— Start of Data provided —
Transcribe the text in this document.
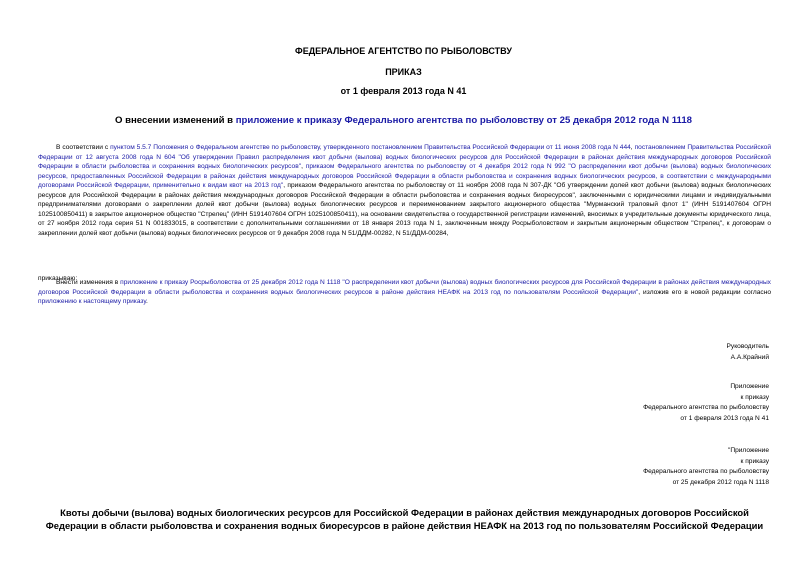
ФЕДЕРАЛЬНОЕ АГЕНТСТВО ПО РЫБОЛОВСТВУ
ПРИКАЗ
от 1 февраля 2013 года N 41
О внесении изменений в приложение к приказу Федерального агентства по рыболовству от 25 декабря 2012 года N 1118
В соответствии с пунктом 5.5.7 Положения о Федеральном агентстве по рыболовству, утвержденного постановлением Правительства Российской Федерации от 11 июня 2008 года N 444, постановлением Правительства Российской Федерации от 12 августа 2008 года N 604 "Об утверждении Правил распределения квот добычи (вылова) водных биологических ресурсов для Российской Федерации в районах действия международных договоров Российской Федерации в области рыболовства и сохранения водных биологических ресурсов", приказом Федерального агентства по рыболовству от 4 декабря 2012 года N 992 "О распределении квот добычи (вылова) водных биологических ресурсов, предоставленных Российской Федерации в районах действия международных договоров Российской Федерации в области рыболовства и сохранения водных биологических ресурсов, в соответствии с международными договорами Российской Федерации, применительно к видам квот на 2013 год", приказом Федерального агентства по рыболовству от 11 ноября 2008 года N 307-ДК "Об утверждении долей квот добычи (вылова) водных биологических ресурсов для Российской Федерации в районах действия международных договоров Российской Федерации в области рыболовства и сохранения водных биоресурсов", заключенными с юридическими лицами и индивидуальными предпринимателями договорами о закреплении долей квот добычи (вылова) водных биологических ресурсов и переименованием закрытого акционерного общества "Мурманский траловый флот 1" (ИНН 5191407604 ОГРН 1025100850411) в закрытое акционерное общество "Стрелец" (ИНН 5191407604 ОГРН 1025100850411), на основании свидетельства о государственной регистрации изменений, вносимых в учредительные документы юридического лица, от 27 ноября 2012 года серия 51 N 001833015, в соответствии с дополнительными соглашениями от 18 января 2013 года N 1, заключенным между Росрыболовством и закрытым акционерным обществом "Стрелец", к договорам о закреплении долей квот добычи (вылова) водных биологических ресурсов от 9 декабря 2008 года N 51/ДДМ-00282, N 51/ДДМ-00284,
приказываю:
Внести изменения в приложение к приказу Росрыболовства от 25 декабря 2012 года N 1118 "О распределении квот добычи (вылова) водных биологических ресурсов для Российской Федерации в районах действия международных договоров Российской Федерации в области рыболовства и сохранения водных биологических ресурсов в районе действия НЕАФК на 2013 год по пользователям Российской Федерации", изложив его в новой редакции согласно приложению к настоящему приказу.
Руководитель
А.А.Крайний
Приложение
к приказу
Федерального агентства по рыболовству
от 1 февраля 2013 года N 41
"Приложение
к приказу
Федерального агентства по рыболовству
от 25 декабря 2012 года N 1118
Квоты добычи (вылова) водных биологических ресурсов для Российской Федерации в районах действия международных договоров Российской Федерации в области рыболовства и сохранения водных биоресурсов в районе действия НЕАФК на 2013 год по пользователям Российской Федерации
— End of Data provided —
What you should do —
Copy the data word for word. Pictures do not go in the copy.

Reply —
Transcribe the text in this document.
ФЕДЕРАЛЬНОЕ АГЕНТСТВО ПО РЫБОЛОВСТВУ
ПРИКАЗ
от 1 февраля 2013 года N 41
О внесении изменений в приложение к приказу Федерального агентства по рыболовству от 25 декабря 2012 года N 1118
В соответствии с пунктом 5.5.7 Положения о Федеральном агентстве по рыболовству, утвержденного постановлением Правительства Российской Федерации от 11 июня 2008 года N 444, постановлением Правительства Российской Федерации от 12 августа 2008 года N 604 "Об утверждении Правил распределения квот добычи (вылова) водных биологических ресурсов для Российской Федерации в районах действия международных договоров Российской Федерации в области рыболовства и сохранения водных биологических ресурсов", приказом Федерального агентства по рыболовству от 4 декабря 2012 года N 992 "О распределении квот добычи (вылова) водных биологических ресурсов, предоставленных Российской Федерации в районах действия международных договоров Российской Федерации в области рыболовства и сохранения водных биологических ресурсов, в соответствии с международными договорами Российской Федерации, применительно к видам квот на 2013 год", приказом Федерального агентства по рыболовству от 11 ноября 2008 года N 307-ДК "Об утверждении долей квот добычи (вылова) водных биологических ресурсов для Российской Федерации в районах действия международных договоров Российской Федерации в области рыболовства и сохранения водных биоресурсов", заключенными с юридическими лицами и индивидуальными предпринимателями договорами о закреплении долей квот добычи (вылова) водных биологических ресурсов и переименованием закрытого акционерного общества "Мурманский траловый флот 1" (ИНН 5191407604 ОГРН 1025100850411) в закрытое акционерное общество "Стрелец" (ИНН 5191407604 ОГРН 1025100850411), на основании свидетельства о государственной регистрации изменений, вносимых в учредительные документы юридического лица, от 27 ноября 2012 года серия 51 N 001833015, в соответствии с дополнительными соглашениями от 18 января 2013 года N 1, заключенным между Росрыболовством и закрытым акционерным обществом "Стрелец", к договорам о закреплении долей квот добычи (вылова) водных биологических ресурсов от 9 декабря 2008 года N 51/ДДМ-00282, N 51/ДДМ-00284,
приказываю:
Внести изменения в приложение к приказу Росрыболовства от 25 декабря 2012 года N 1118 "О распределении квот добычи (вылова) водных биологических ресурсов для Российской Федерации в районах действия международных договоров Российской Федерации в области рыболовства и сохранения водных биологических ресурсов в районе действия НЕАФК на 2013 год по пользователям Российской Федерации", изложив его в новой редакции согласно приложению к настоящему приказу.
Руководитель
А.А.Крайний
Приложение
к приказу
Федерального агентства по рыболовству
от 1 февраля 2013 года N 41
"Приложение
к приказу
Федерального агентства по рыболовству
от 25 декабря 2012 года N 1118
Квоты добычи (вылова) водных биологических ресурсов для Российской Федерации в районах действия международных договоров Российской Федерации в области рыболовства и сохранения водных биоресурсов в районе действия НЕАФК на 2013 год по пользователям Российской Федерации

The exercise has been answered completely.